**Listed entries:**
------------------------------------------------
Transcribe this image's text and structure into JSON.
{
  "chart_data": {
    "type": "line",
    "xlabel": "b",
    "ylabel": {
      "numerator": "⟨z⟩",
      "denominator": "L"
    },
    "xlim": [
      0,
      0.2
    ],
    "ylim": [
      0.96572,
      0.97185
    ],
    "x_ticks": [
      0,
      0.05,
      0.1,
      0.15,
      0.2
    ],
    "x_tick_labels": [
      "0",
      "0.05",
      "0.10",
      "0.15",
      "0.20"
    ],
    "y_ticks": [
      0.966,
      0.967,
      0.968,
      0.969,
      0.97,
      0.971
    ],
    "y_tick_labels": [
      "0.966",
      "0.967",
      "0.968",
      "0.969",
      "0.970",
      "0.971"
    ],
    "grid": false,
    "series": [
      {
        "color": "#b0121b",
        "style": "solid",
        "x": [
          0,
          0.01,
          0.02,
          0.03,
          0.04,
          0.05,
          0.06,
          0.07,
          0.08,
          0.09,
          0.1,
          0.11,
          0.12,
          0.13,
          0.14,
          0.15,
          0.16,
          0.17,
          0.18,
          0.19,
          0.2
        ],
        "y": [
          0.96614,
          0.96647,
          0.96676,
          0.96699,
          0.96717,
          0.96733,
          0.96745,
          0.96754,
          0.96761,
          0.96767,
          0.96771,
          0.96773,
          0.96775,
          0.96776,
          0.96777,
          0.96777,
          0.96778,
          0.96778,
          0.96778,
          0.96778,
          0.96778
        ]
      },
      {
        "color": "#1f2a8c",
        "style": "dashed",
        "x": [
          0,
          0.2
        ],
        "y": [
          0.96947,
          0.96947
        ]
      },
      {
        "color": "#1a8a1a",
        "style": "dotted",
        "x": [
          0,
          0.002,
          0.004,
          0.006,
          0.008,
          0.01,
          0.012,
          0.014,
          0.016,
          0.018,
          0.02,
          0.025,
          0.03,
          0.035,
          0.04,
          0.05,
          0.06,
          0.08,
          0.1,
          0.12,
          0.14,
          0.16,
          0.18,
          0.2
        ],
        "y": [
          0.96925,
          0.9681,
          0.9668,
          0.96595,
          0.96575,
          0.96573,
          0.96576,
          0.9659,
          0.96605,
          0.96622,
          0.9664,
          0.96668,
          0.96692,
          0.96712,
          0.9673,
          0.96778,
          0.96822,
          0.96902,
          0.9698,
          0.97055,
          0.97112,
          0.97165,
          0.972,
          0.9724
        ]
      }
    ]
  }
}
------------------------------------------------
**What is needed:** Each entry is to be returned in full, character for character.

**Exercise result:**
Transcribe this image's text and structure into JSON.
{
  "chart_data": {
    "type": "line",
    "xlabel": "b",
    "ylabel": {
      "numerator": "⟨z⟩",
      "denominator": "L"
    },
    "xlim": [
      0,
      0.2
    ],
    "ylim": [
      0.96572,
      0.97185
    ],
    "x_ticks": [
      0,
      0.05,
      0.1,
      0.15,
      0.2
    ],
    "x_tick_labels": [
      "0",
      "0.05",
      "0.10",
      "0.15",
      "0.20"
    ],
    "y_ticks": [
      0.966,
      0.967,
      0.968,
      0.969,
      0.97,
      0.971
    ],
    "y_tick_labels": [
      "0.966",
      "0.967",
      "0.968",
      "0.969",
      "0.970",
      "0.971"
    ],
    "grid": false,
    "series": [
      {
        "color": "#b0121b",
        "style": "solid",
        "x": [
          0,
          0.01,
          0.02,
          0.03,
          0.04,
          0.05,
          0.06,
          0.07,
          0.08,
          0.09,
          0.1,
          0.11,
          0.12,
          0.13,
          0.14,
          0.15,
          0.16,
          0.17,
          0.18,
          0.19,
          0.2
        ],
        "y": [
          0.96614,
          0.96647,
          0.96676,
          0.96699,
          0.96717,
          0.96733,
          0.96745,
          0.96754,
          0.96761,
          0.96767,
          0.96771,
          0.96773,
          0.96775,
          0.96776,
          0.96777,
          0.96777,
          0.96778,
          0.96778,
          0.96778,
          0.96778,
          0.96778
        ]
      },
      {
        "color": "#1f2a8c",
        "style": "dashed",
        "x": [
          0,
          0.2
        ],
        "y": [
          0.96947,
          0.96947
        ]
      },
      {
        "color": "#1a8a1a",
        "style": "dotted",
        "x": [
          0,
          0.002,
          0.004,
          0.006,
          0.008,
          0.01,
          0.012,
          0.014,
          0.016,
          0.018,
          0.02,
          0.025,
          0.03,
          0.035,
          0.04,
          0.05,
          0.06,
          0.08,
          0.1,
          0.12,
          0.14,
          0.16,
          0.18,
          0.2
        ],
        "y": [
          0.96925,
          0.9681,
          0.9668,
          0.96595,
          0.96575,
          0.96573,
          0.96576,
          0.9659,
          0.96605,
          0.96622,
          0.9664,
          0.96668,
          0.96692,
          0.96712,
          0.9673,
          0.96778,
          0.96822,
          0.96902,
          0.9698,
          0.97055,
          0.97112,
          0.97165,
          0.972,
          0.9724
        ]
      }
    ]
  }
}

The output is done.